PROVIDED ENTRIES:
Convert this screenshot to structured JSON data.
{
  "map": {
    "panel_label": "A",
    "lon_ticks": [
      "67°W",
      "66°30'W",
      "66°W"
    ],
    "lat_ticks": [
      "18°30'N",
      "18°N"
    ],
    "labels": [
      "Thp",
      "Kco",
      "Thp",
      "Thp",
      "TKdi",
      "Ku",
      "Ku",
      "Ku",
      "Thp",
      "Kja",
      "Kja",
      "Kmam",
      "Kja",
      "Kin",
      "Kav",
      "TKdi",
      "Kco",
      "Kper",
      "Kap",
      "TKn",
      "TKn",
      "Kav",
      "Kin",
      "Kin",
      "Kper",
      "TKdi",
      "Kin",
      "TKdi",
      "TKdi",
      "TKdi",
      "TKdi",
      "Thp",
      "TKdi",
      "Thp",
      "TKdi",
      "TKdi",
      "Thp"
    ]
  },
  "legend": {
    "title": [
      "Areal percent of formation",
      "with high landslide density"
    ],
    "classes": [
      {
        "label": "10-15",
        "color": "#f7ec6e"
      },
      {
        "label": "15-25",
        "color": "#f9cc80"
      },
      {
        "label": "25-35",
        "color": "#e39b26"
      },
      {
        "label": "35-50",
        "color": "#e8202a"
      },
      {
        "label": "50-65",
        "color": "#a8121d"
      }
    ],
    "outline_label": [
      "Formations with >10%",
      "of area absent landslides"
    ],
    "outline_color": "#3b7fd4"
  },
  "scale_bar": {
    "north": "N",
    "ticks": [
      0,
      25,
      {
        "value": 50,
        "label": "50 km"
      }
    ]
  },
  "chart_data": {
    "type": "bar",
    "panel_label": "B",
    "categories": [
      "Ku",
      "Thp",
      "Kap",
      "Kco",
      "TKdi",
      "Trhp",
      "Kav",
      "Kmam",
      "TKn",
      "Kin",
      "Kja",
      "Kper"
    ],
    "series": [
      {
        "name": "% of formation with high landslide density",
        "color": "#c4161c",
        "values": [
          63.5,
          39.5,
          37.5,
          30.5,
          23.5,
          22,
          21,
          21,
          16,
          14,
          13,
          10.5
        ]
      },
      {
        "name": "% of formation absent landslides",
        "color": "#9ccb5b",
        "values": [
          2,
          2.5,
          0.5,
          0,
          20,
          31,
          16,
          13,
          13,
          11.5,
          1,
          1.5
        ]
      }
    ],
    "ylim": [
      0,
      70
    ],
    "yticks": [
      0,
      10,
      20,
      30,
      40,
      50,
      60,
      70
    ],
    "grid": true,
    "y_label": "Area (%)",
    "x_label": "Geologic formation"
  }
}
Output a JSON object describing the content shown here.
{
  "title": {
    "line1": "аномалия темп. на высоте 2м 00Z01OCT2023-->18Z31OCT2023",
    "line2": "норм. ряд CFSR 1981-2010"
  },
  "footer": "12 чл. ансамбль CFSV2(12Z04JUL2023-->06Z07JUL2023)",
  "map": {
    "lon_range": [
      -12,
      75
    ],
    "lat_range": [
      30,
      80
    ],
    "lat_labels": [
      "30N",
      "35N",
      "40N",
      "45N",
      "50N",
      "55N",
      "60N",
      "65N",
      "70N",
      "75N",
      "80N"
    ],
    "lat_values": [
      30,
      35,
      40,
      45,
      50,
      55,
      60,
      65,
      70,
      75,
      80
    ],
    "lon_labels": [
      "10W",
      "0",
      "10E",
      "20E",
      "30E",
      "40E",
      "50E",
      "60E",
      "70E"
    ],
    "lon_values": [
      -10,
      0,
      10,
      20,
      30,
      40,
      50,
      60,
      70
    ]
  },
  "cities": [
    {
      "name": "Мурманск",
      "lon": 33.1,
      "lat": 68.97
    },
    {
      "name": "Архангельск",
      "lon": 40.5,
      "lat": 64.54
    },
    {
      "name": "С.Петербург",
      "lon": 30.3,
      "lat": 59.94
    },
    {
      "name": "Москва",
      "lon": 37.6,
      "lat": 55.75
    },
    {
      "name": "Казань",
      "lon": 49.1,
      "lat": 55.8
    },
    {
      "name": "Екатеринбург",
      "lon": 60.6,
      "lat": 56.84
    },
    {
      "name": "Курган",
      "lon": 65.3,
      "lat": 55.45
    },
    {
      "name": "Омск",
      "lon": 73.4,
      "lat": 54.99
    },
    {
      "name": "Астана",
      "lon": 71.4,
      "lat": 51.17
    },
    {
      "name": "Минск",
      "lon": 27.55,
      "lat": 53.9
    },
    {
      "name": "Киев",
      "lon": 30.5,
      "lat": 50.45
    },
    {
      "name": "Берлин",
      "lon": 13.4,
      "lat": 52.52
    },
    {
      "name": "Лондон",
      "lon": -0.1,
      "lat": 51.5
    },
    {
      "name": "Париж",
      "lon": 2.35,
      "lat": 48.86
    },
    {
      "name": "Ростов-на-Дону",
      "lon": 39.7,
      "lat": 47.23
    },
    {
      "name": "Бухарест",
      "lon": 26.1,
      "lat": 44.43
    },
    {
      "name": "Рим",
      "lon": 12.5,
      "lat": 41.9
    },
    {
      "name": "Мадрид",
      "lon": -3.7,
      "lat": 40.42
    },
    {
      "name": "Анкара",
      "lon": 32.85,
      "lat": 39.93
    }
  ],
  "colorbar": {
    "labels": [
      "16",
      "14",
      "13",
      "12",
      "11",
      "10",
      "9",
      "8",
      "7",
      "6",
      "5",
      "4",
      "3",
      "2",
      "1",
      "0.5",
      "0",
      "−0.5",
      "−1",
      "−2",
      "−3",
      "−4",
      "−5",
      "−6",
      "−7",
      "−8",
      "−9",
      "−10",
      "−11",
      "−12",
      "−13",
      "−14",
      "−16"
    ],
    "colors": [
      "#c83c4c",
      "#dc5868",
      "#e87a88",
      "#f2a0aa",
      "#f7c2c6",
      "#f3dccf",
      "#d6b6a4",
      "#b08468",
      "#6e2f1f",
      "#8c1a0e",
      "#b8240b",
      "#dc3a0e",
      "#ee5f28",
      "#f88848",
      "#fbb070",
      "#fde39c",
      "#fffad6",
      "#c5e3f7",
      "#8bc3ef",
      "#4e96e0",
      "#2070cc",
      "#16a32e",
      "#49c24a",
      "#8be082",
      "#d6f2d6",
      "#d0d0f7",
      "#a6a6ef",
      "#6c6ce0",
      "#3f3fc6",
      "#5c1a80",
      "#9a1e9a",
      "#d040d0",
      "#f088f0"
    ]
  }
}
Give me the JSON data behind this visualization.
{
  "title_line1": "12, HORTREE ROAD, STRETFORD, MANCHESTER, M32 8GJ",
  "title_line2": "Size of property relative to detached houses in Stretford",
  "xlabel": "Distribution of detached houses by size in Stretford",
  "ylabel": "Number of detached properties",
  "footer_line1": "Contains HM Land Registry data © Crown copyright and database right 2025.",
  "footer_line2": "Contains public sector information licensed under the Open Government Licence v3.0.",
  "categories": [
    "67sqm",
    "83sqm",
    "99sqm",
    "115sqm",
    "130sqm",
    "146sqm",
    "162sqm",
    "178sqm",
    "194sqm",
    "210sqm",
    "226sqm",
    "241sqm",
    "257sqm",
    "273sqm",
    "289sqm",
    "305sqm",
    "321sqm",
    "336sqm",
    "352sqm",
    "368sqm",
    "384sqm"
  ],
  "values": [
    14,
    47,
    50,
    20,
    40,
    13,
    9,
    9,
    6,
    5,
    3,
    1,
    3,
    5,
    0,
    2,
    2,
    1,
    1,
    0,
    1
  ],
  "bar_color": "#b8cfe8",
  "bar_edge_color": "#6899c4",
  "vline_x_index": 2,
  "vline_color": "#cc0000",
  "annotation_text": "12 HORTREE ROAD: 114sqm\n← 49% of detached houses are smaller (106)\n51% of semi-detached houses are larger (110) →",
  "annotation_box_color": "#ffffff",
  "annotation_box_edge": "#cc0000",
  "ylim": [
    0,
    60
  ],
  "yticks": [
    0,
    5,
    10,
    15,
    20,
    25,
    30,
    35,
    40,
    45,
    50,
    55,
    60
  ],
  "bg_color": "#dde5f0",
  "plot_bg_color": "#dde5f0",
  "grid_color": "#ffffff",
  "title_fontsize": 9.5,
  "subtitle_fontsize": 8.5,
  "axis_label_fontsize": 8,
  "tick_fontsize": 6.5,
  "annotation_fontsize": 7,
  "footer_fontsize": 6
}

WHAT THIS TASK INVOLVES:
Filter the listing for the word "landslides" and copy every line that holds it.

SOLVED PROBLEM:
      "of area absent landslides"
        "name": "% of formation absent landslides",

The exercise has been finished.